[Task requirements] Lines holding the string "ElementaryBlock" are the ones to copy; find them all in the data.

Recorded data
[start]

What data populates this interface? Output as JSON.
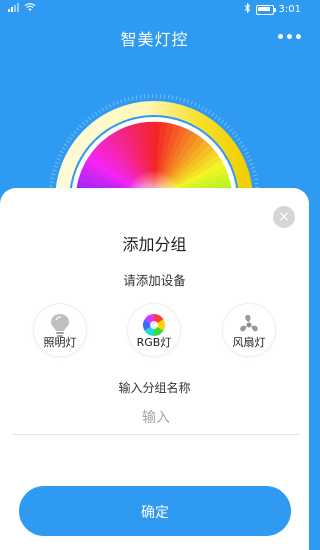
{
  "status_bar": {
    "signal_text": "×",
    "time": "3:01"
  },
  "header": {
    "title": "智美灯控",
    "more_icon": "more-dots-icon"
  },
  "dialog": {
    "title": "添加分组",
    "subtitle": "请添加设备",
    "devices": [
      {
        "label": "照明灯",
        "icon": "bulb-icon"
      },
      {
        "label": "RGB灯",
        "icon": "rgb-wheel-icon"
      },
      {
        "label": "风扇灯",
        "icon": "fan-icon"
      }
    ],
    "group_name_label": "输入分组名称",
    "group_name_placeholder": "输入",
    "confirm_label": "确定",
    "close_icon": "close-icon"
  },
  "colors": {
    "primary": "#2f9af1",
    "ring_yellow": "#f5d300",
    "ring_white": "#fffbd0",
    "close_bg": "#d6d6d6"
  }
}
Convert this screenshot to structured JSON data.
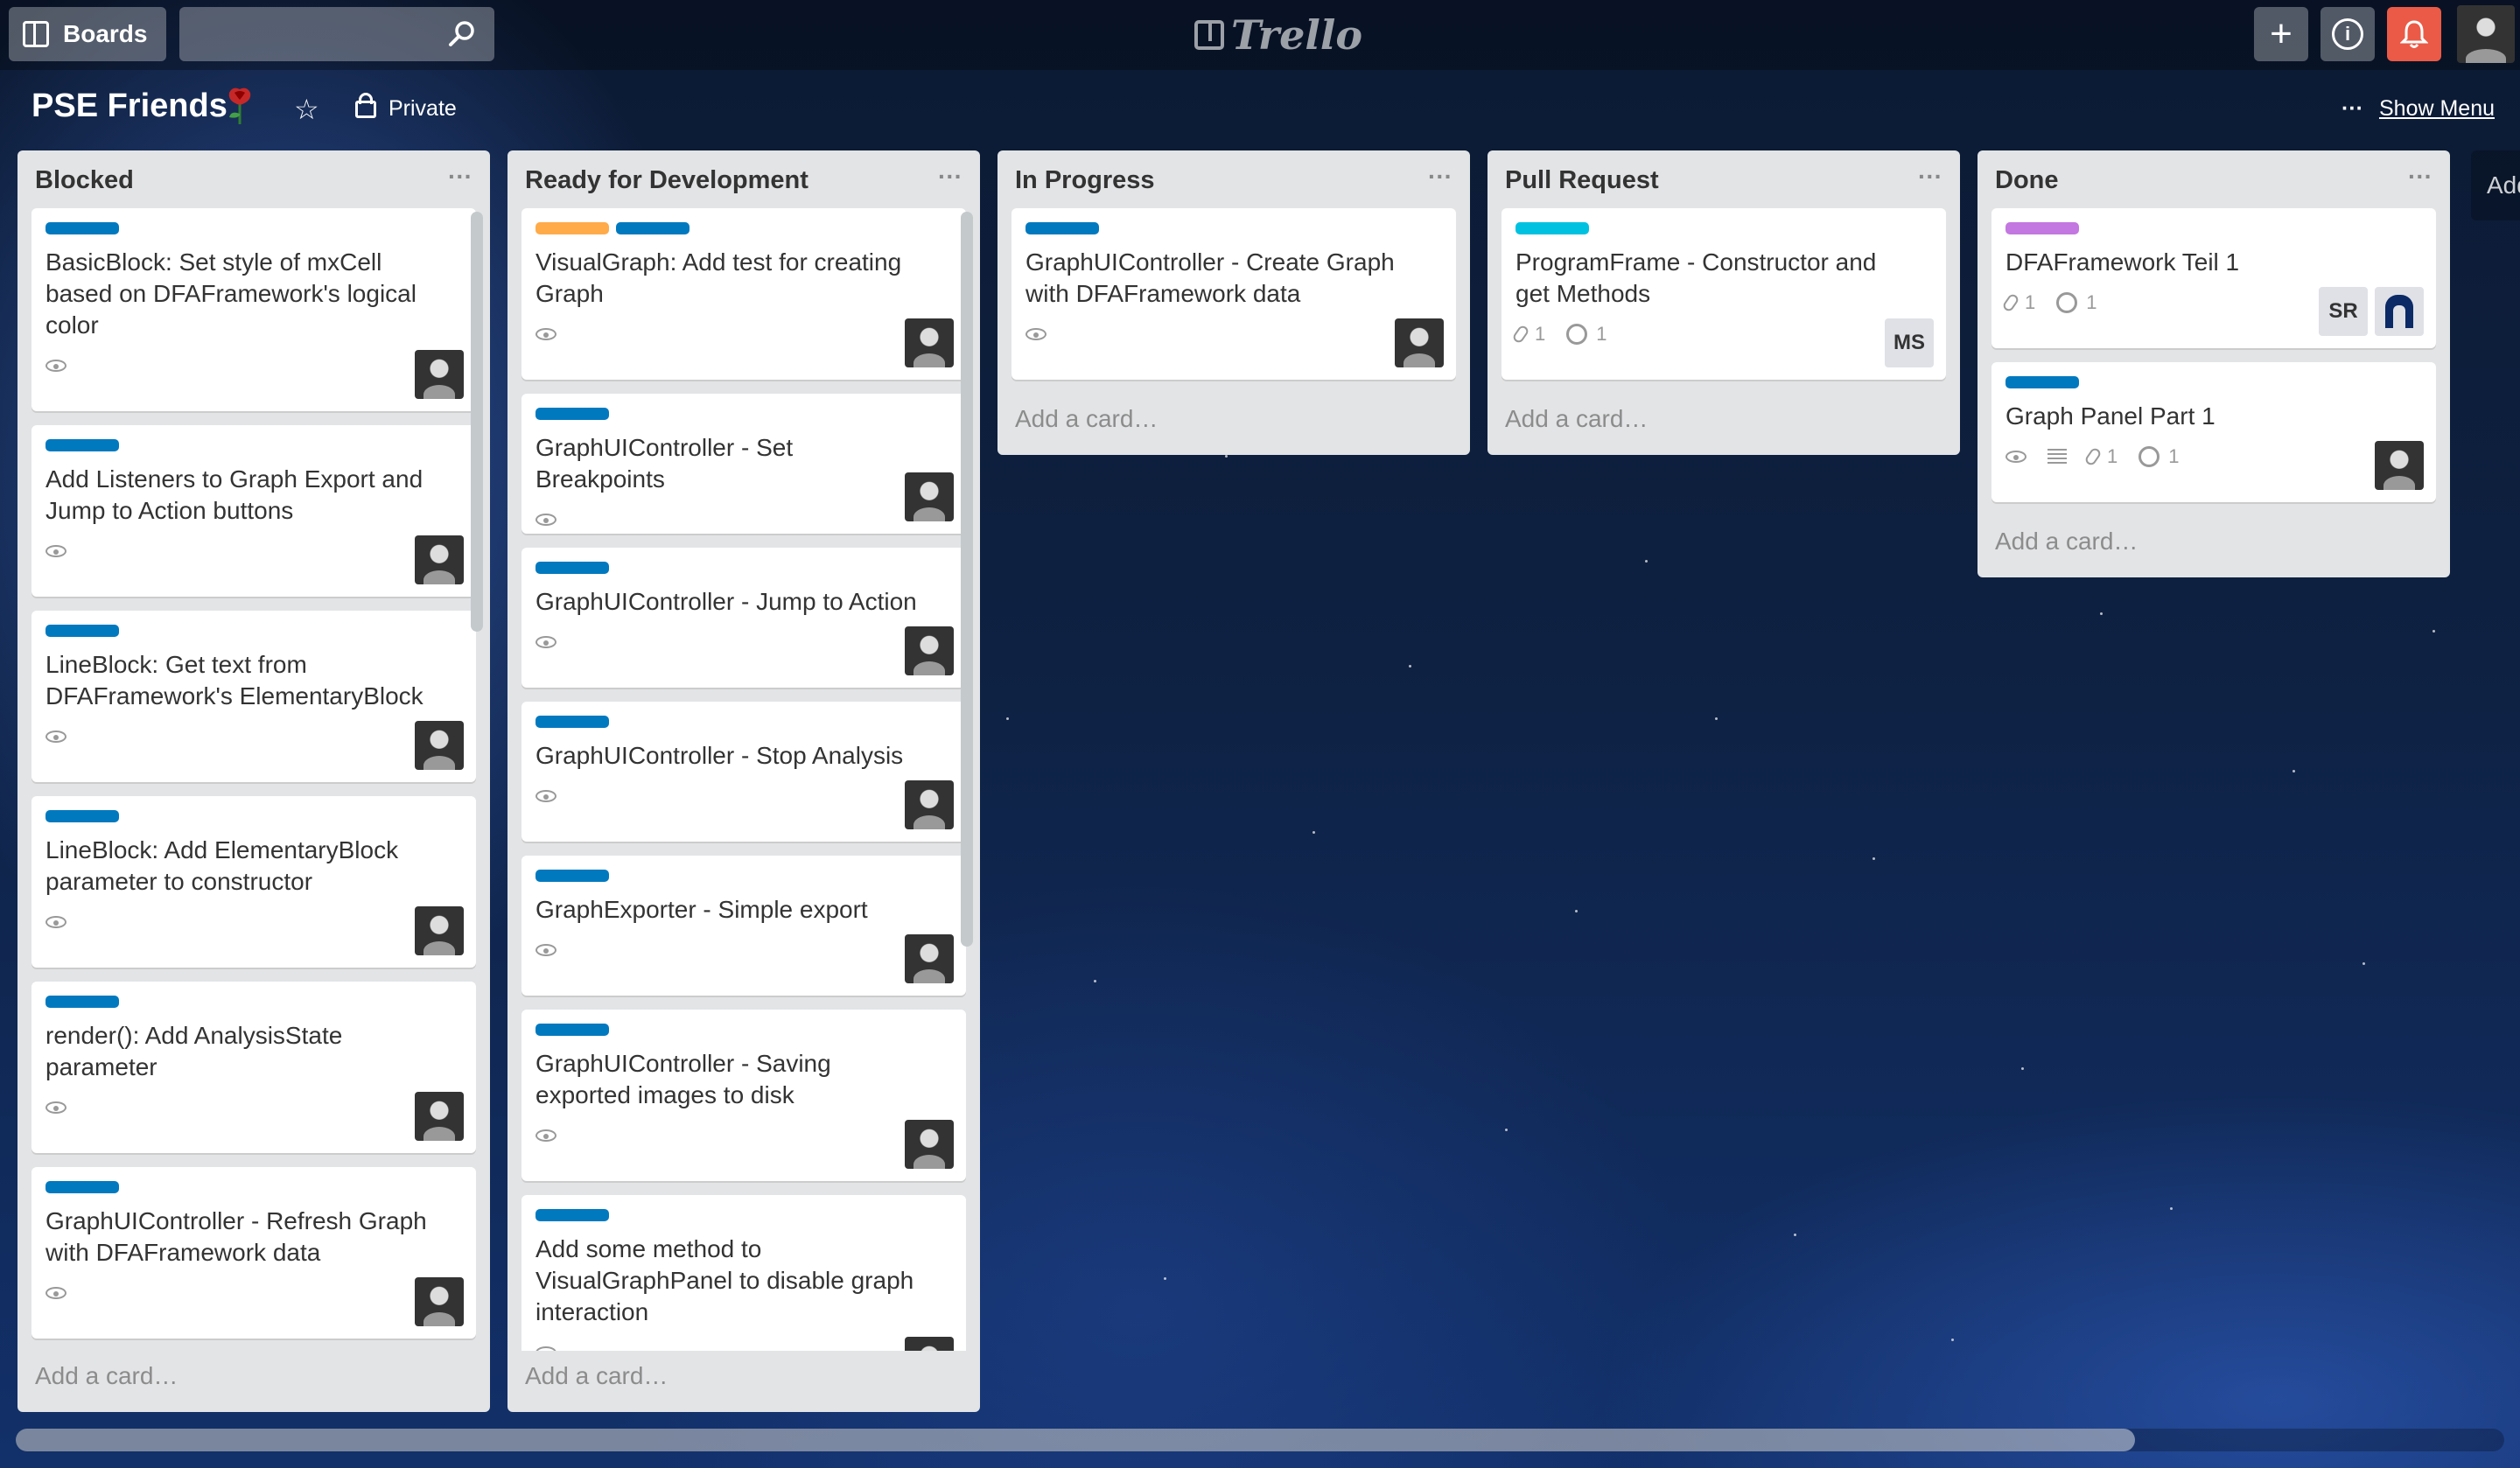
{
  "header": {
    "boards_label": "Boards",
    "search_placeholder": "",
    "logo_text": "Trello",
    "add_symbol": "+",
    "info_symbol": "i"
  },
  "board": {
    "title": "PSE Friends",
    "visibility": "Private",
    "show_menu_dots": "···",
    "show_menu_label": "Show Menu"
  },
  "add_list_label": "Add",
  "colors": {
    "blue": "#0079bf",
    "orange": "#ffab4a",
    "sky": "#00c2e0",
    "purple": "#c377e0",
    "notify": "#eb5a46"
  },
  "lists": [
    {
      "title": "Blocked",
      "add_card": "Add a card…",
      "cards": [
        {
          "title": "BasicBlock: Set style of mxCell based on DFAFramework's logical color"
        },
        {
          "title": "Add Listeners to Graph Export and Jump to Action buttons"
        },
        {
          "title": "LineBlock: Get text from DFAFramework's ElementaryBlock"
        },
        {
          "title": "LineBlock: Add ElementaryBlock parameter to constructor"
        },
        {
          "title": "render(): Add AnalysisState parameter"
        },
        {
          "title": "GraphUIController - Refresh Graph with DFAFramework data"
        }
      ]
    },
    {
      "title": "Ready for Development",
      "add_card": "Add a card…",
      "cards": [
        {
          "title": "VisualGraph: Add test for creating Graph"
        },
        {
          "title": "GraphUIController - Set Breakpoints"
        },
        {
          "title": "GraphUIController - Jump to Action"
        },
        {
          "title": "GraphUIController - Stop Analysis"
        },
        {
          "title": "GraphExporter - Simple export"
        },
        {
          "title": "GraphUIController - Saving exported images to disk"
        },
        {
          "title": "Add some method to VisualGraphPanel to disable graph interaction"
        }
      ]
    },
    {
      "title": "In Progress",
      "add_card": "Add a card…",
      "cards": [
        {
          "title": "GraphUIController - Create Graph with DFAFramework data"
        }
      ]
    },
    {
      "title": "Pull Request",
      "add_card": "Add a card…",
      "cards": [
        {
          "title": "ProgramFrame - Constructor and get Methods",
          "attachments": "1",
          "github": "1",
          "member": "MS"
        }
      ]
    },
    {
      "title": "Done",
      "add_card": "Add a card…",
      "cards": [
        {
          "title": "DFAFramework Teil 1",
          "attachments": "1",
          "github": "1",
          "member": "SR"
        },
        {
          "title": "Graph Panel Part 1",
          "attachments": "1",
          "github": "1"
        }
      ]
    }
  ],
  "list_menu": "···"
}
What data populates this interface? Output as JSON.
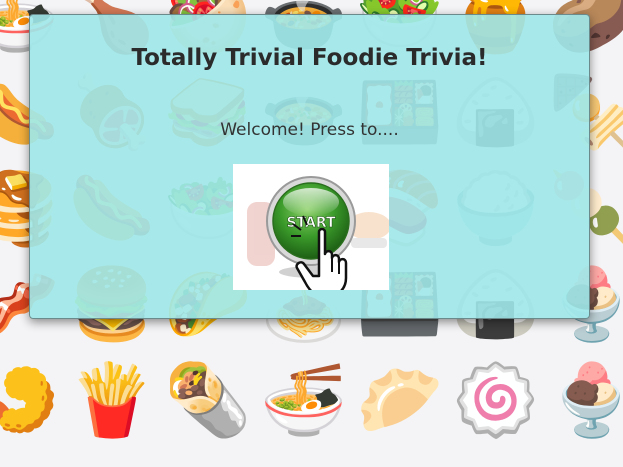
{
  "background": {
    "foods": [
      "🍜",
      "🍗",
      "🥙",
      "🍲",
      "🥗",
      "🍯",
      "🥔",
      "🌭",
      "🍖",
      "🥪",
      "🍲",
      "🍱",
      "🍙",
      "🍢",
      "🥞",
      "🌭",
      "🥗",
      "🌯",
      "🍣",
      "🍚",
      "🍡",
      "🥓",
      "🍔",
      "🌮",
      "🍝",
      "🍱",
      "🍙",
      "🍨",
      "🍤",
      "🍟",
      "🌯",
      "🍜",
      "🥟",
      "🍥",
      "🍨"
    ]
  },
  "dialog": {
    "title": "Totally Trivial Foodie Trivia!",
    "subtitle": "Welcome! Press to....",
    "start_label": "START"
  },
  "colors": {
    "dialog_bg": "#9ee8ea",
    "start_green": "#3a9a2a"
  }
}
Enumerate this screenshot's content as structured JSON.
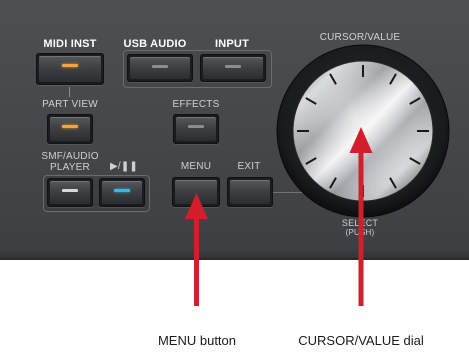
{
  "panel": {
    "labels": {
      "midi_inst": "MIDI INST",
      "usb_audio": "USB AUDIO",
      "input": "INPUT",
      "cursor_value": "CURSOR/VALUE",
      "part_view": "PART VIEW",
      "effects": "EFFECTS",
      "smf_audio_player_line1": "SMF/AUDIO",
      "smf_audio_player_line2": "PLAYER",
      "play_pause": "▶/❚❚",
      "menu": "MENU",
      "exit": "EXIT",
      "select": "SELECT",
      "push": "(PUSH)"
    },
    "led_colors": {
      "midi_inst": "#f3a53b",
      "usb_audio": "#8a8c8f",
      "input": "#8a8c8f",
      "part_view": "#f3a53b",
      "effects": "#8a8c8f",
      "smf_audio_player": "#d8d8d8",
      "play_pause": "#3cb6e8",
      "menu": "#8a8c8f",
      "exit": "#8a8c8f"
    },
    "dial": {
      "icon": "cursor-value-dial-icon",
      "tick_count": 12
    }
  },
  "annotations": {
    "arrow_color": "#d21f2b",
    "menu_caption": "MENU button",
    "dial_caption": "CURSOR/VALUE dial"
  }
}
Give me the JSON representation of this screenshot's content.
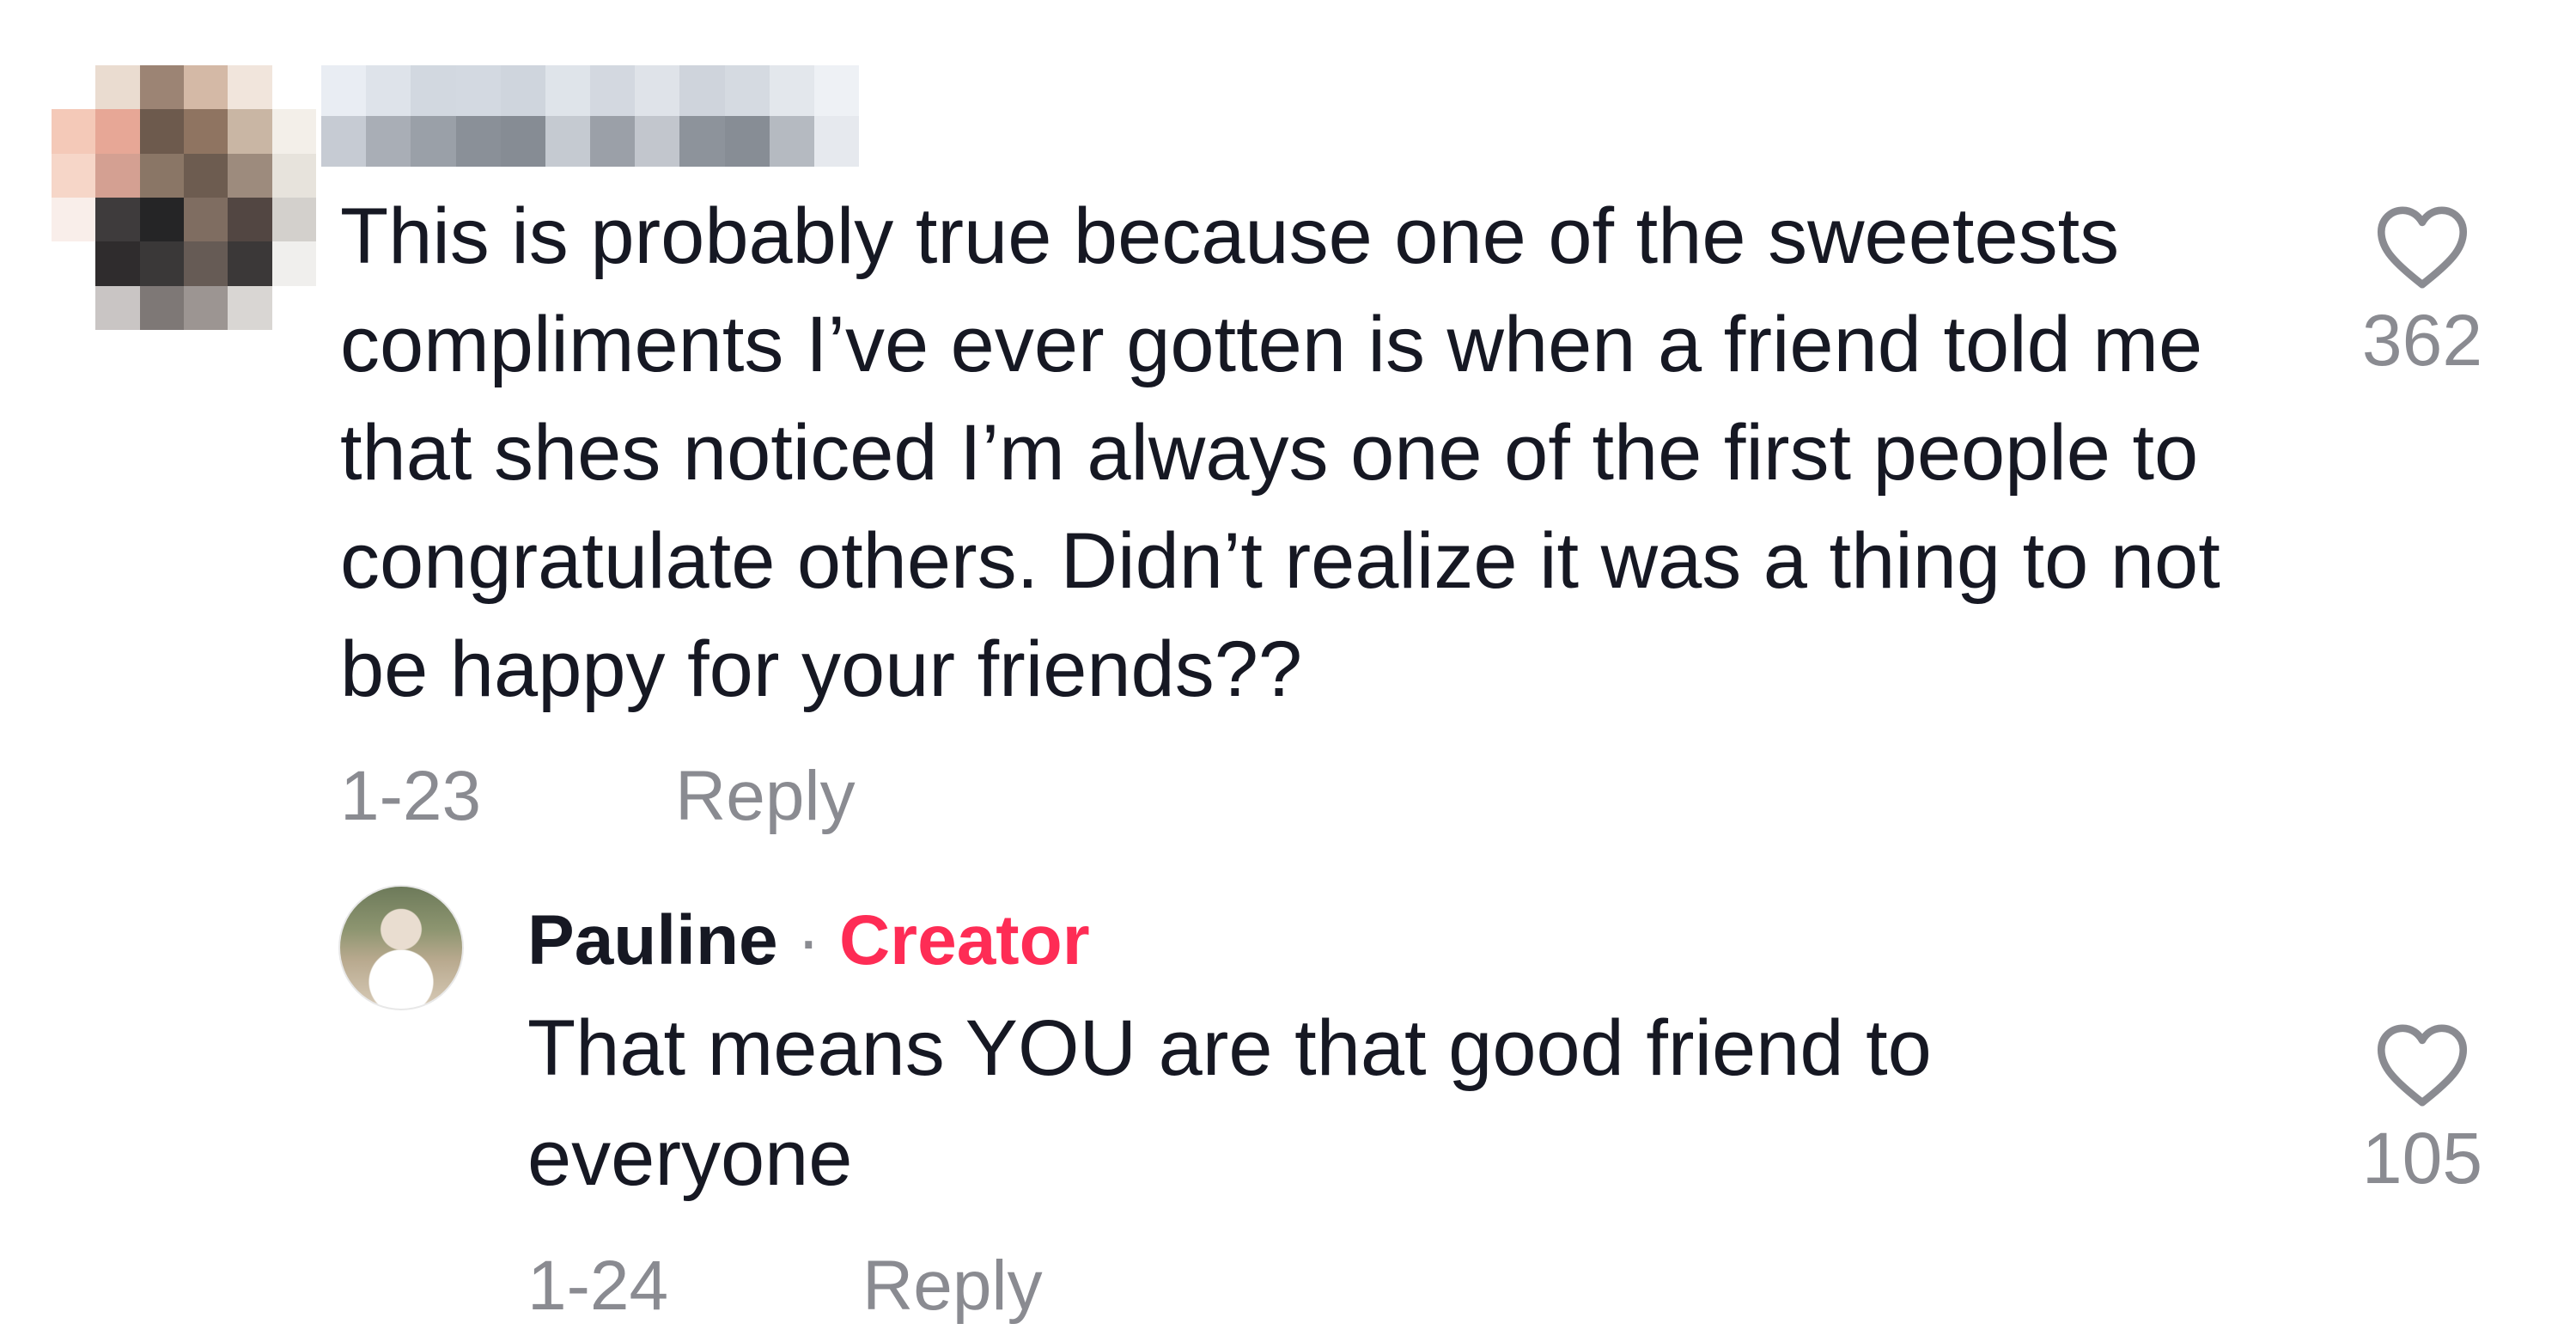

[end]

[Full output]
          "title": "LineBlock: Get text from DFAFramework's ElementaryBlock"
          "title": "LineBlock: Add ElementaryBlock parameter to constructor"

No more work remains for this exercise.